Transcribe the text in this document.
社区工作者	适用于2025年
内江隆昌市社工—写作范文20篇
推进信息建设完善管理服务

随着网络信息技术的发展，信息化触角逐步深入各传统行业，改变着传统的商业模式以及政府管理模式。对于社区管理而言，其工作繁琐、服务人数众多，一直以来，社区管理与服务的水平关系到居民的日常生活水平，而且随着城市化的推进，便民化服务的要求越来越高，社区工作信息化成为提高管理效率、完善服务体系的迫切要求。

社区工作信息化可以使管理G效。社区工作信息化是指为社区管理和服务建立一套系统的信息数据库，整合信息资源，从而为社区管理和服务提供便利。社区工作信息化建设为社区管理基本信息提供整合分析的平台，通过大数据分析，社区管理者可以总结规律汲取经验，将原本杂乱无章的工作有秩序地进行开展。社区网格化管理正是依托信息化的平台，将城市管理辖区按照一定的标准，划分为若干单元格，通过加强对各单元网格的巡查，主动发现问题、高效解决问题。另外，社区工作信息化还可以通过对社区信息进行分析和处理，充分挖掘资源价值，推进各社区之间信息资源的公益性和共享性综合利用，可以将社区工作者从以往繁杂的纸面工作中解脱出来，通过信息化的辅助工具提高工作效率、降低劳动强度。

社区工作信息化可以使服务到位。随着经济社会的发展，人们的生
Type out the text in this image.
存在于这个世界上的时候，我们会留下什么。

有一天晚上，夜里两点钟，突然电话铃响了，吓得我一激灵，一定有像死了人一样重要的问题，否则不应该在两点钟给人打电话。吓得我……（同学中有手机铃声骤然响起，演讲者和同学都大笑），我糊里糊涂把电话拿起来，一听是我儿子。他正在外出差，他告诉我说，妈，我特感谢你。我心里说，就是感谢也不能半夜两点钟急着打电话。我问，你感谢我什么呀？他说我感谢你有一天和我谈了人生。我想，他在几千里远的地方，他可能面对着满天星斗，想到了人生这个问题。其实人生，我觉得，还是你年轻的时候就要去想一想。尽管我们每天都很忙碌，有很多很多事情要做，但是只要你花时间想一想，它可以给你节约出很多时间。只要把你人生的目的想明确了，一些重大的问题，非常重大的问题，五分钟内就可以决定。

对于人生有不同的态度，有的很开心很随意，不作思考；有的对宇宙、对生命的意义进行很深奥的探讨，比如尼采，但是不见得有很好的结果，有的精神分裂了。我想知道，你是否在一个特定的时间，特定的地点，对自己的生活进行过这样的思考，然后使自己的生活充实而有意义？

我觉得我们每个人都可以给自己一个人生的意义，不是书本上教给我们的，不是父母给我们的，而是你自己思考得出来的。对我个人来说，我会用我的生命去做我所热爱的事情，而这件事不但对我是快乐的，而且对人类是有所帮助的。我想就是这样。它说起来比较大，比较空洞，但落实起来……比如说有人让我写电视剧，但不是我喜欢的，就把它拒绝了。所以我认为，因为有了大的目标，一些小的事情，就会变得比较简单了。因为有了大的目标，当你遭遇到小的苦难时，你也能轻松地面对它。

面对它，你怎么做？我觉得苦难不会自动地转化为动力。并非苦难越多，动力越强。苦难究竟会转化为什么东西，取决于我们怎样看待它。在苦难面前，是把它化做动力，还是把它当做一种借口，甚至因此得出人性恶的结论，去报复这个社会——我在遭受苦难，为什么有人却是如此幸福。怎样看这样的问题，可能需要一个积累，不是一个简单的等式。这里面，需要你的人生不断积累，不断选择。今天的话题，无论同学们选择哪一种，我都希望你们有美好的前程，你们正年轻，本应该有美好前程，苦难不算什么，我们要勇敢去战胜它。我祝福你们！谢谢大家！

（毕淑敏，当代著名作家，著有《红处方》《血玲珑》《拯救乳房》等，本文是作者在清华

☆ ☆ ☆

• PROBLEM STATEMENT: Repeat, character for character, the lines from the one that holds "Type out the text in this image." to the final line of the material, inclusive, and no other lines.

• TASK RESULT:
Type out the text in this image.
存在于这个世界上的时候，我们会留下什么。

有一天晚上，夜里两点钟，突然电话铃响了，吓得我一激灵，一定有像死了人一样重要的问题，否则不应该在两点钟给人打电话。吓得我……（同学中有手机铃声骤然响起，演讲者和同学都大笑），我糊里糊涂把电话拿起来，一听是我儿子。他正在外出差，他告诉我说，妈，我特感谢你。我心里说，就是感谢也不能半夜两点钟急着打电话。我问，你感谢我什么呀？他说我感谢你有一天和我谈了人生。我想，他在几千里远的地方，他可能面对着满天星斗，想到了人生这个问题。其实人生，我觉得，还是你年轻的时候就要去想一想。尽管我们每天都很忙碌，有很多很多事情要做，但是只要你花时间想一想，它可以给你节约出很多时间。只要把你人生的目的想明确了，一些重大的问题，非常重大的问题，五分钟内就可以决定。

对于人生有不同的态度，有的很开心很随意，不作思考；有的对宇宙、对生命的意义进行很深奥的探讨，比如尼采，但是不见得有很好的结果，有的精神分裂了。我想知道，你是否在一个特定的时间，特定的地点，对自己的生活进行过这样的思考，然后使自己的生活充实而有意义？

我觉得我们每个人都可以给自己一个人生的意义，不是书本上教给我们的，不是父母给我们的，而是你自己思考得出来的。对我个人来说，我会用我的生命去做我所热爱的事情，而这件事不但对我是快乐的，而且对人类是有所帮助的。我想就是这样。它说起来比较大，比较空洞，但落实起来……比如说有人让我写电视剧，但不是我喜欢的，就把它拒绝了。所以我认为，因为有了大的目标，一些小的事情，就会变得比较简单了。因为有了大的目标，当你遭遇到小的苦难时，你也能轻松地面对它。

面对它，你怎么做？我觉得苦难不会自动地转化为动力。并非苦难越多，动力越强。苦难究竟会转化为什么东西，取决于我们怎样看待它。在苦难面前，是把它化做动力，还是把它当做一种借口，甚至因此得出人性恶的结论，去报复这个社会——我在遭受苦难，为什么有人却是如此幸福。怎样看这样的问题，可能需要一个积累，不是一个简单的等式。这里面，需要你的人生不断积累，不断选择。今天的话题，无论同学们选择哪一种，我都希望你们有美好的前程，你们正年轻，本应该有美好前程，苦难不算什么，我们要勇敢去战胜它。我祝福你们！谢谢大家！

（毕淑敏，当代著名作家，著有《红处方》《血玲珑》《拯救乳房》等，本文是作者在清华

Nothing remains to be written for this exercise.